**WORK TO BE COMPLETED**: Take the records underneath and set them down exactly.
^^^^^^^^
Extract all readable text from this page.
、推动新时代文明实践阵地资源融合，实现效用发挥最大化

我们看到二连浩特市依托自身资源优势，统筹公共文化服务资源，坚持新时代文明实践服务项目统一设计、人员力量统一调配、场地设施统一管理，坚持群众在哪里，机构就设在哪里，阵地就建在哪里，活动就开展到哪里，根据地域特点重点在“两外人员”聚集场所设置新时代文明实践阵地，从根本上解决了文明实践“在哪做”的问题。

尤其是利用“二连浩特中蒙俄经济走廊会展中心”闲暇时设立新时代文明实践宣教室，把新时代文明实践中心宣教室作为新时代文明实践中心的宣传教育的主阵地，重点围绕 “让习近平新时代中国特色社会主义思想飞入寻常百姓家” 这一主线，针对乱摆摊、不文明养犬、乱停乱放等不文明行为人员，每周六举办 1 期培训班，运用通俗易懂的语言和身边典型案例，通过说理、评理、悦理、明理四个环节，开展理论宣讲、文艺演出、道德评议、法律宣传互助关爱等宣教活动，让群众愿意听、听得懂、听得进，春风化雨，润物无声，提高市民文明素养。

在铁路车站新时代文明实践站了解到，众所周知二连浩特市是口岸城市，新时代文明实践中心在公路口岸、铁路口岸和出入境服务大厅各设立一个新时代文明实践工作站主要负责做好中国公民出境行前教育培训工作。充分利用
^^^^^^^^
**TASK RESPONSE**:
Extract all readable text from this page.
、推动新时代文明实践阵地资源融合，实现效用发挥最大化

我们看到二连浩特市依托自身资源优势，统筹公共文化服务资源，坚持新时代文明实践服务项目统一设计、人员力量统一调配、场地设施统一管理，坚持群众在哪里，机构就设在哪里，阵地就建在哪里，活动就开展到哪里，根据地域特点重点在“两外人员”聚集场所设置新时代文明实践阵地，从根本上解决了文明实践“在哪做”的问题。

尤其是利用“二连浩特中蒙俄经济走廊会展中心”闲暇时设立新时代文明实践宣教室，把新时代文明实践中心宣教室作为新时代文明实践中心的宣传教育的主阵地，重点围绕 “让习近平新时代中国特色社会主义思想飞入寻常百姓家” 这一主线，针对乱摆摊、不文明养犬、乱停乱放等不文明行为人员，每周六举办 1 期培训班，运用通俗易懂的语言和身边典型案例，通过说理、评理、悦理、明理四个环节，开展理论宣讲、文艺演出、道德评议、法律宣传互助关爱等宣教活动，让群众愿意听、听得懂、听得进，春风化雨，润物无声，提高市民文明素养。

在铁路车站新时代文明实践站了解到，众所周知二连浩特市是口岸城市，新时代文明实践中心在公路口岸、铁路口岸和出入境服务大厅各设立一个新时代文明实践工作站主要负责做好中国公民出境行前教育培训工作。充分利用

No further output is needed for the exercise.